* **Task**
Check each line of the material below for the string "участка", then report how many lines have it, and nothing else.

* **Extracted data entries**

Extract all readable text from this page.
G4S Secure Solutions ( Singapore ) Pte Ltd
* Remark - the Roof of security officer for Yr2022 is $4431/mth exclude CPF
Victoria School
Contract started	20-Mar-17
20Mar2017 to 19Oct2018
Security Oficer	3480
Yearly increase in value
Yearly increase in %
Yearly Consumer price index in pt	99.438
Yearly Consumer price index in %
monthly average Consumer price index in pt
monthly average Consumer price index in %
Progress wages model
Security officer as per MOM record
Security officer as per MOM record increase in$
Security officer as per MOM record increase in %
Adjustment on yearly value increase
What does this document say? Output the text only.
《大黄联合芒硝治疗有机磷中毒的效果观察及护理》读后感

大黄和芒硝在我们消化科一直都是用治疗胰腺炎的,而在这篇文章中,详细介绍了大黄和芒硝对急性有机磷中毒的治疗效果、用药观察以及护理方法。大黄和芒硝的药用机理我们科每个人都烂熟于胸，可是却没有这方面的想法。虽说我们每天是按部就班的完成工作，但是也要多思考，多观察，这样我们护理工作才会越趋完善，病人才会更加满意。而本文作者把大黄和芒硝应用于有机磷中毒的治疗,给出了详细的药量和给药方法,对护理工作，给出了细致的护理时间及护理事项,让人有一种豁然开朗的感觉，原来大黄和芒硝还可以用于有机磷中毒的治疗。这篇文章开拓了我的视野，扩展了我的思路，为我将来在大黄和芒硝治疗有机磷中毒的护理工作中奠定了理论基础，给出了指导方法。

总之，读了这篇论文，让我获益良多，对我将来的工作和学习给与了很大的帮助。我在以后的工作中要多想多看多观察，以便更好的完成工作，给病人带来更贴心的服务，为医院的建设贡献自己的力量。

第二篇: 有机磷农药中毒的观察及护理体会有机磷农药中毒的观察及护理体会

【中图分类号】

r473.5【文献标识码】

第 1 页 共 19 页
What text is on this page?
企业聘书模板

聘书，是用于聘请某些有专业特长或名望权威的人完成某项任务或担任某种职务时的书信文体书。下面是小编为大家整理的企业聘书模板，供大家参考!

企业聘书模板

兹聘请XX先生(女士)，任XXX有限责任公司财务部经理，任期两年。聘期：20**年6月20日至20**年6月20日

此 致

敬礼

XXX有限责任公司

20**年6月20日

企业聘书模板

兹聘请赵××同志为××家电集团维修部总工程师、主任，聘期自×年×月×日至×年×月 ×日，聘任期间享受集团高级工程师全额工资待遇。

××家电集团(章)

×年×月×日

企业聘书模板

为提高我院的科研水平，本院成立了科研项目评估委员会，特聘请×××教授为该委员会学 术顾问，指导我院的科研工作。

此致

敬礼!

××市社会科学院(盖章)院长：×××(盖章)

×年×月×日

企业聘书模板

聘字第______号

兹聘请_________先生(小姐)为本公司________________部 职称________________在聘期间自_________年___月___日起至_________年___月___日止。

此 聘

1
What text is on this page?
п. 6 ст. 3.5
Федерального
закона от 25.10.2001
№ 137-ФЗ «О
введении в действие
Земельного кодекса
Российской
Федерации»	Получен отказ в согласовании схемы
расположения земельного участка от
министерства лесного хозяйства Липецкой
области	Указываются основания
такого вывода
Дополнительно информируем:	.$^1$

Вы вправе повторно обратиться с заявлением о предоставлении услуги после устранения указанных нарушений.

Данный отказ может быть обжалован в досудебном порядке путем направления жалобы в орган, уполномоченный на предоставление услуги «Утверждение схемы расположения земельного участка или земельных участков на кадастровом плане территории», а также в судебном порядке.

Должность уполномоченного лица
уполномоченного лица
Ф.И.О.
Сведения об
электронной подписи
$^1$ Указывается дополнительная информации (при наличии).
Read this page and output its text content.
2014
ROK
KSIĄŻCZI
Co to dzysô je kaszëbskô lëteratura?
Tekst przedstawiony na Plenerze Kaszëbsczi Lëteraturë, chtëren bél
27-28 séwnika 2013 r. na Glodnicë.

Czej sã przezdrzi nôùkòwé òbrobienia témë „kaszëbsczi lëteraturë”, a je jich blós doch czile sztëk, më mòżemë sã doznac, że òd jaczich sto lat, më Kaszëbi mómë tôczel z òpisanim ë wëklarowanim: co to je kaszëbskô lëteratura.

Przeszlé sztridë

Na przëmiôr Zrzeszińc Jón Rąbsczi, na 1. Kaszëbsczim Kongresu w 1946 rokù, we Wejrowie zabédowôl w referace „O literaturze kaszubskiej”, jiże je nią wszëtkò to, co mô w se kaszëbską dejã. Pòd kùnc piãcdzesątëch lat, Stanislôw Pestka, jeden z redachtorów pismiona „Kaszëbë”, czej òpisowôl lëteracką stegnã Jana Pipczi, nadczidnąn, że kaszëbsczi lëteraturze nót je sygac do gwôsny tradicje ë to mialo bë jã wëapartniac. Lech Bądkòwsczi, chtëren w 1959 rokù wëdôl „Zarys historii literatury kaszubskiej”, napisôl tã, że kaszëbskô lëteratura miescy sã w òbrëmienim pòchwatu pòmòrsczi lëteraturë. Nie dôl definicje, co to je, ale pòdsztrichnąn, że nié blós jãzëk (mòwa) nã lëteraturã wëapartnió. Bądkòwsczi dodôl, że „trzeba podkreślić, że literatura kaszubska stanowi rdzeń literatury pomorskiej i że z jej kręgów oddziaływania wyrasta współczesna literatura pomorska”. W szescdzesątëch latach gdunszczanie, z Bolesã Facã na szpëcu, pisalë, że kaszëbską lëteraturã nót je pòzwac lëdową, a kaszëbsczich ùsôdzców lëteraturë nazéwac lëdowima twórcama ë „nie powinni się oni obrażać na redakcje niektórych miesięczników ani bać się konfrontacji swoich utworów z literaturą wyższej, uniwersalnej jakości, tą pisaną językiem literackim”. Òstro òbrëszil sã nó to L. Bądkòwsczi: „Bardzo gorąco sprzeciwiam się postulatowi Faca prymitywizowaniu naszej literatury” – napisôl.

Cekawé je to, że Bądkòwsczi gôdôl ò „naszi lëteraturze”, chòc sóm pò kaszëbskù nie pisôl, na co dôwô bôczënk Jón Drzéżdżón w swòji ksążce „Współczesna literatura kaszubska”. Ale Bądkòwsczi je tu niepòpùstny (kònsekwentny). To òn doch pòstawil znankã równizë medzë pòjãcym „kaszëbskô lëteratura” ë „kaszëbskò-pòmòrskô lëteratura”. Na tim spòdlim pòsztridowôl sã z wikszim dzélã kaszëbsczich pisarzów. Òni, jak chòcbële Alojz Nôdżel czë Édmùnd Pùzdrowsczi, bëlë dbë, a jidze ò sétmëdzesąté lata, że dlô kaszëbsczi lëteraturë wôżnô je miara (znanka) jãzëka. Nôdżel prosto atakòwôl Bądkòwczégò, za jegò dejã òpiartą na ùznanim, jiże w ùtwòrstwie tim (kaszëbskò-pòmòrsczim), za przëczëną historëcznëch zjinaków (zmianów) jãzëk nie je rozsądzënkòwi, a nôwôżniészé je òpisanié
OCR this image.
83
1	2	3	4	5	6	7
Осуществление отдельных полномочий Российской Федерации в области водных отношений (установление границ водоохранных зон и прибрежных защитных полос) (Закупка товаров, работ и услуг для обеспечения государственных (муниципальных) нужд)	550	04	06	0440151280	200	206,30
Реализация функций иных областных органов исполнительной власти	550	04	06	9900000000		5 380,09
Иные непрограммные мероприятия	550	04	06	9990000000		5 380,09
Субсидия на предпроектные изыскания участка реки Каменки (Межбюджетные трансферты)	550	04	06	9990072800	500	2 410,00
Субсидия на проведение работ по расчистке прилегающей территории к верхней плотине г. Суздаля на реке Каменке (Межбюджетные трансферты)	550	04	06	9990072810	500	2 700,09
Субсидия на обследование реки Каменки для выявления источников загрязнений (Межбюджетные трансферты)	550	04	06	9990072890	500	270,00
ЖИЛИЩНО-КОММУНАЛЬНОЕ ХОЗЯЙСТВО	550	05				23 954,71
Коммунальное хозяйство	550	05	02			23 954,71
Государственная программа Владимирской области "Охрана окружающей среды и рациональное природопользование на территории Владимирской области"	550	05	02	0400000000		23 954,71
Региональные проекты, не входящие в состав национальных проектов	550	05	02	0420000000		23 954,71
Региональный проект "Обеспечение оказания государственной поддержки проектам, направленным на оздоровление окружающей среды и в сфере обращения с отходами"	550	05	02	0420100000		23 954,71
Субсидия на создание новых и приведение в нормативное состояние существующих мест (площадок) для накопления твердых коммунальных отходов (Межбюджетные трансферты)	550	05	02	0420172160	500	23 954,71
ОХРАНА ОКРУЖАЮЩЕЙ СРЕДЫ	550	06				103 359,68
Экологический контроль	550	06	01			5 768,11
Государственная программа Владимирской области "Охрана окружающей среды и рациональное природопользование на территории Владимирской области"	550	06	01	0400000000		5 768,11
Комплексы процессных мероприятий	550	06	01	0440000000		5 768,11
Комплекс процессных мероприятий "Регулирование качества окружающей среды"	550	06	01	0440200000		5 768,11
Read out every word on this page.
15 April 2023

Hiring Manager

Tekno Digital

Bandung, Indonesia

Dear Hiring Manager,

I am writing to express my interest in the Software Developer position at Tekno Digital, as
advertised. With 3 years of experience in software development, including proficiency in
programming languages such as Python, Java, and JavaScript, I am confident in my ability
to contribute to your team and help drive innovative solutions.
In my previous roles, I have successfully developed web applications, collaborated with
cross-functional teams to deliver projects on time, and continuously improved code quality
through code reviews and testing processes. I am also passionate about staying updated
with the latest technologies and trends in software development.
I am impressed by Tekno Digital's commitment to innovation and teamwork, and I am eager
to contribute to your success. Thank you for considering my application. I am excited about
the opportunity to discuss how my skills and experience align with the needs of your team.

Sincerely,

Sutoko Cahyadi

* **Problem solution**
3